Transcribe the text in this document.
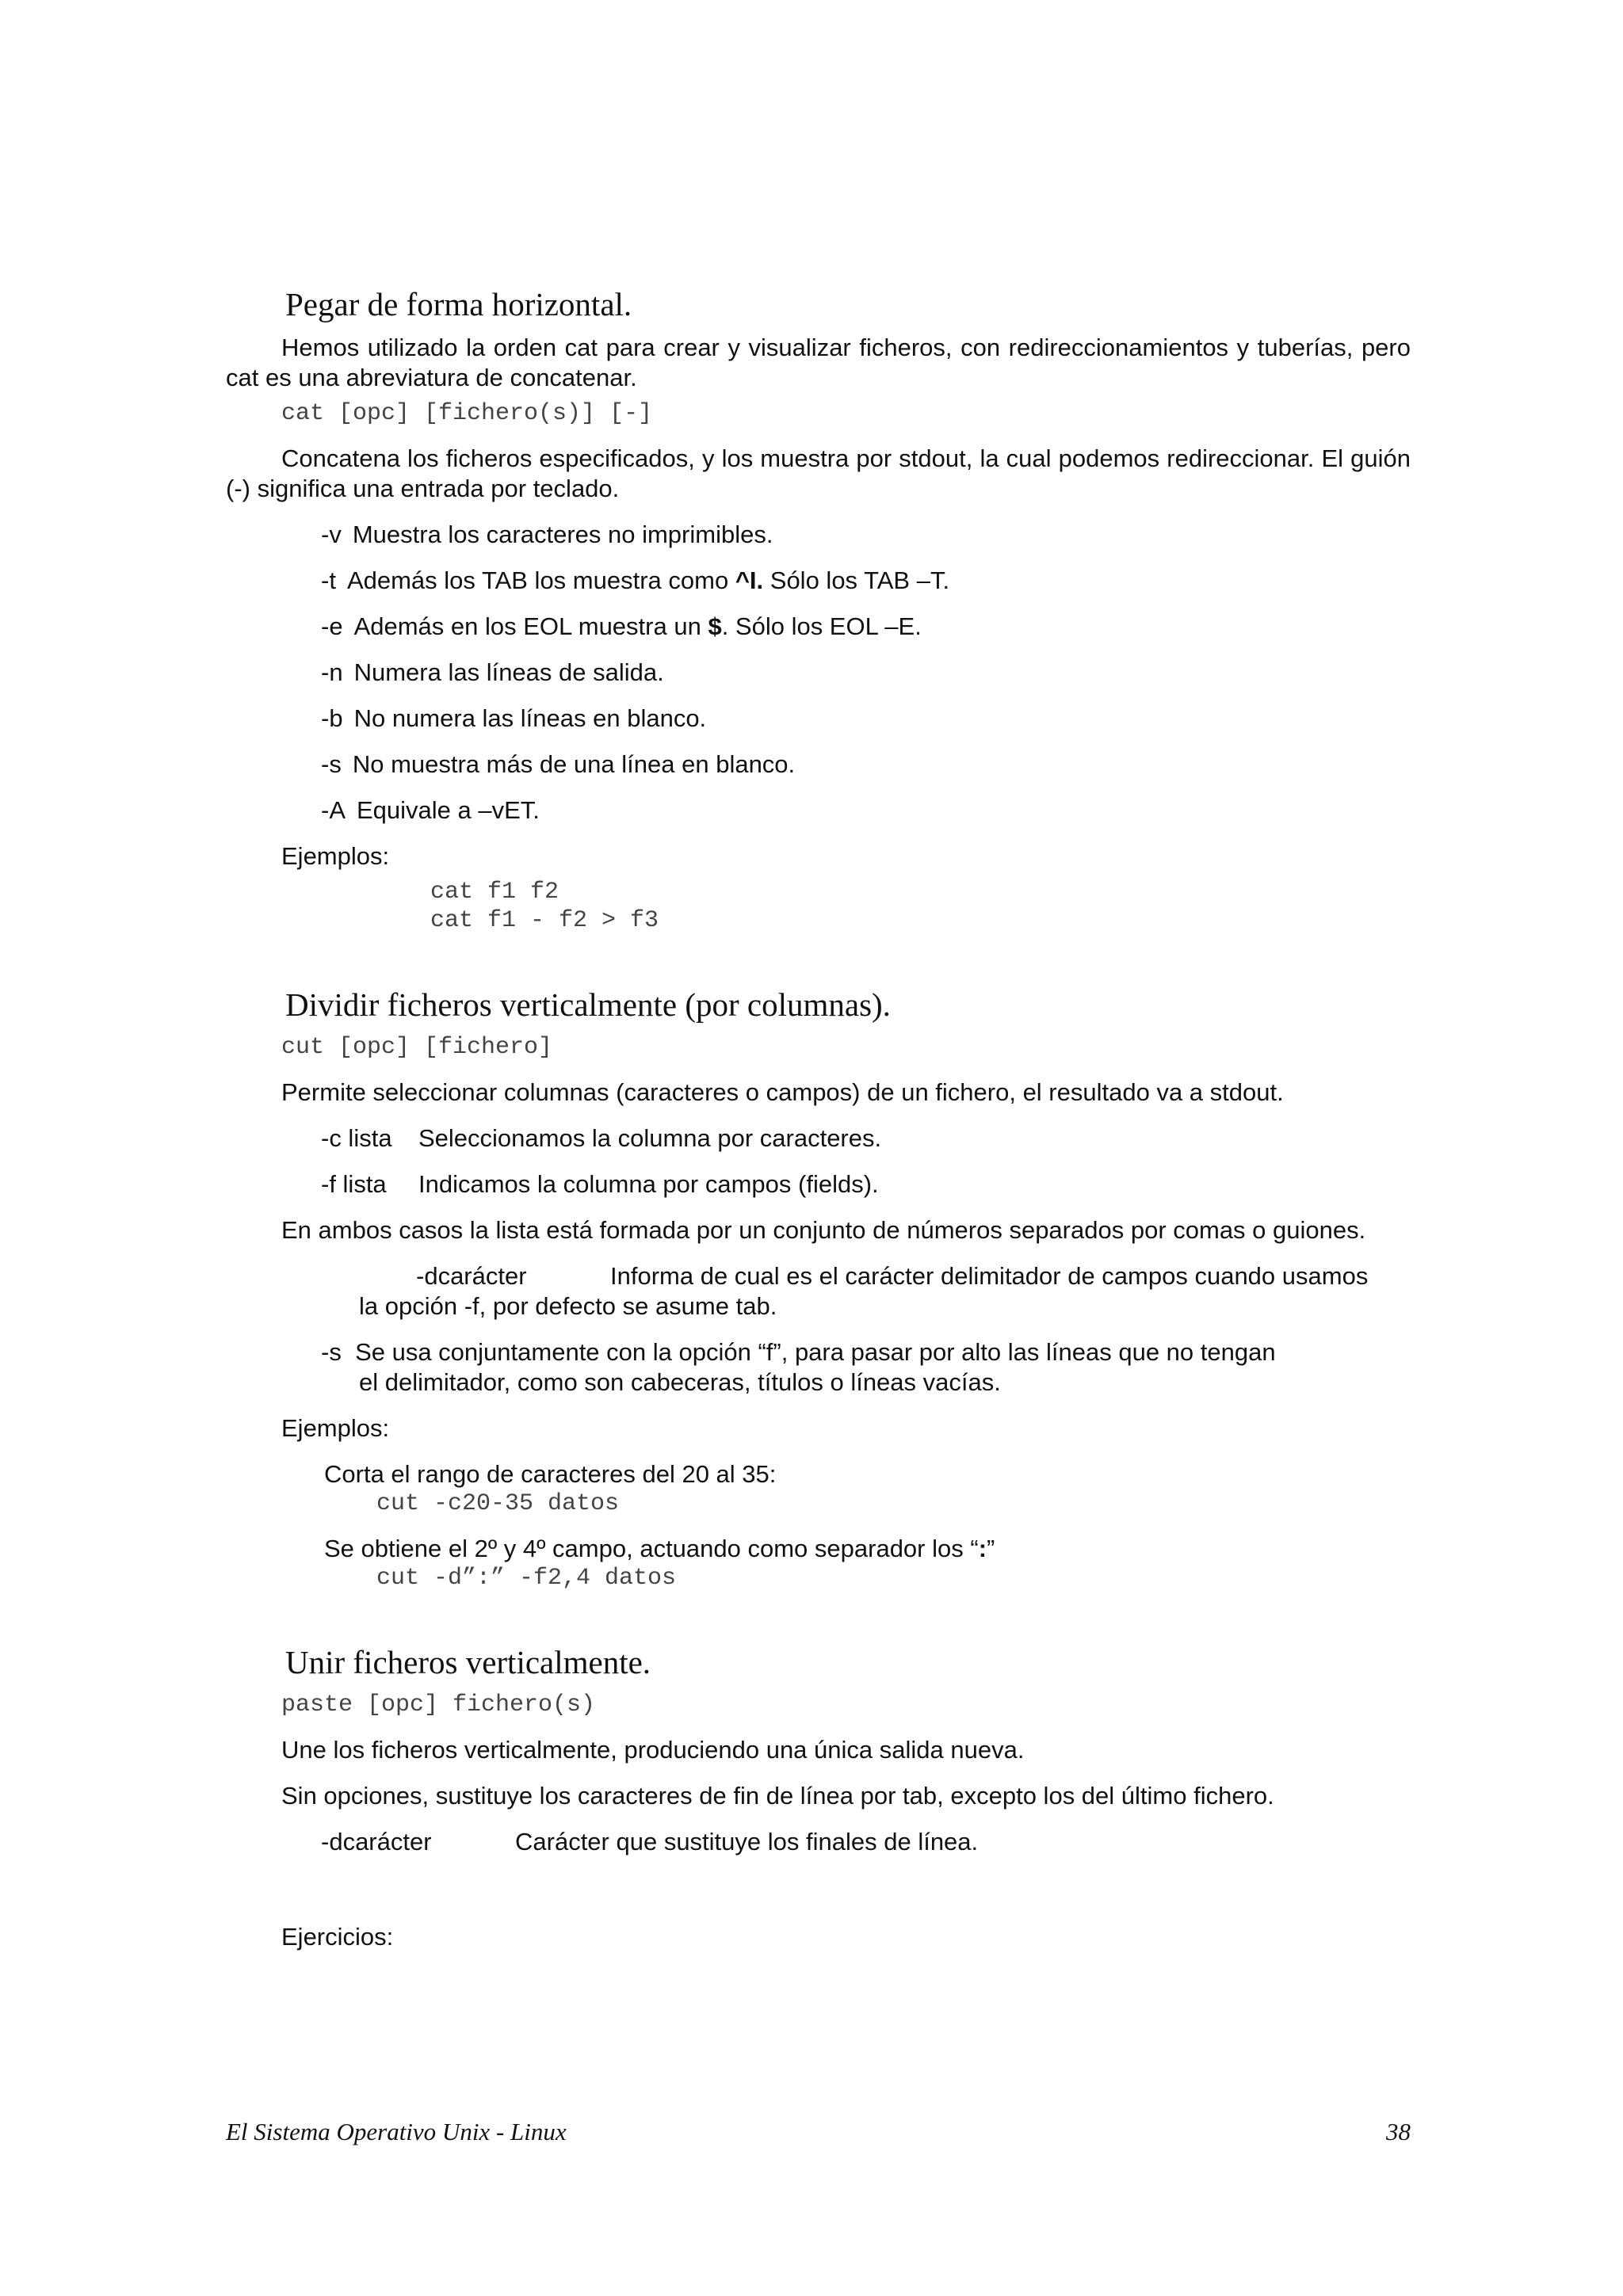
Pegar de forma horizontal.

Hemos utilizado la orden cat para crear y visualizar ficheros, con redireccionamientos y tuberías, pero cat es una abreviatura de concatenar.

cat [opc] [fichero(s)] [-]

Concatena los ficheros especificados, y los muestra por stdout, la cual podemos redireccionar. El guión (-) significa una entrada por teclado.

-v Muestra los caracteres no imprimibles.
-t Además los TAB los muestra como ^I. Sólo los TAB –T.
-e Además en los EOL muestra un $. Sólo los EOL –E.
-n Numera las líneas de salida.
-b No numera las líneas en blanco.
-s No muestra más de una línea en blanco.
-A Equivale a –vET.

Ejemplos:

cat f1 f2
cat f1 - f2 > f3
Dividir ficheros verticalmente (por columnas).
cut [opc] [fichero]

Permite seleccionar columnas (caracteres o campos) de un fichero, el resultado va a stdout.

-c lista	Seleccionamos la columna por caracteres.
-f lista	Indicamos la columna por campos (fields).

En ambos casos la lista está formada por un conjunto de números separados por comas o guiones.

-dcarácter	Informa de cual es el carácter delimitador de campos cuando usamos
la opción -f, por defecto se asume tab.
-s Se usa conjuntamente con la opción “f”, para pasar por alto las líneas que no tengan
el delimitador, como son cabeceras, títulos o líneas vacías.

Ejemplos:

Corta el rango de caracteres del 20 al 35:

cut -c20-35 datos

Se obtiene el 2º y 4º campo, actuando como separador los “:”

cut -d”:” -f2,4 datos
Unir ficheros verticalmente.
paste [opc] fichero(s)

Une los ficheros verticalmente, produciendo una única salida nueva.

Sin opciones, sustituye los caracteres de fin de línea por tab, excepto los del último fichero.

-dcarácter	Carácter que sustituye los finales de línea.

Ejercicios:

El Sistema Operativo Unix - Linux	38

» **Exercise aim**:
Each entry above should be reproduced exactly, with the pictures removed.

» **Final result**:
Transcribe the text in this document.
Pegar de forma horizontal.

Hemos utilizado la orden cat para crear y visualizar ficheros, con redireccionamientos y tuberías, pero cat es una abreviatura de concatenar.

cat [opc] [fichero(s)] [-]

Concatena los ficheros especificados, y los muestra por stdout, la cual podemos redireccionar. El guión (-) significa una entrada por teclado.

-v Muestra los caracteres no imprimibles.
-t Además los TAB los muestra como ^I. Sólo los TAB –T.
-e Además en los EOL muestra un $. Sólo los EOL –E.
-n Numera las líneas de salida.
-b No numera las líneas en blanco.
-s No muestra más de una línea en blanco.
-A Equivale a –vET.

Ejemplos:

cat f1 f2
cat f1 - f2 > f3
Dividir ficheros verticalmente (por columnas).
cut [opc] [fichero]

Permite seleccionar columnas (caracteres o campos) de un fichero, el resultado va a stdout.

-c lista	Seleccionamos la columna por caracteres.
-f lista	Indicamos la columna por campos (fields).

En ambos casos la lista está formada por un conjunto de números separados por comas o guiones.

-dcarácter	Informa de cual es el carácter delimitador de campos cuando usamos
la opción -f, por defecto se asume tab.
-s Se usa conjuntamente con la opción “f”, para pasar por alto las líneas que no tengan
el delimitador, como son cabeceras, títulos o líneas vacías.

Ejemplos:

Corta el rango de caracteres del 20 al 35:

cut -c20-35 datos

Se obtiene el 2º y 4º campo, actuando como separador los “:”

cut -d”:” -f2,4 datos
Unir ficheros verticalmente.
paste [opc] fichero(s)

Une los ficheros verticalmente, produciendo una única salida nueva.

Sin opciones, sustituye los caracteres de fin de línea por tab, excepto los del último fichero.

-dcarácter	Carácter que sustituye los finales de línea.

Ejercicios:

El Sistema Operativo Unix - Linux	38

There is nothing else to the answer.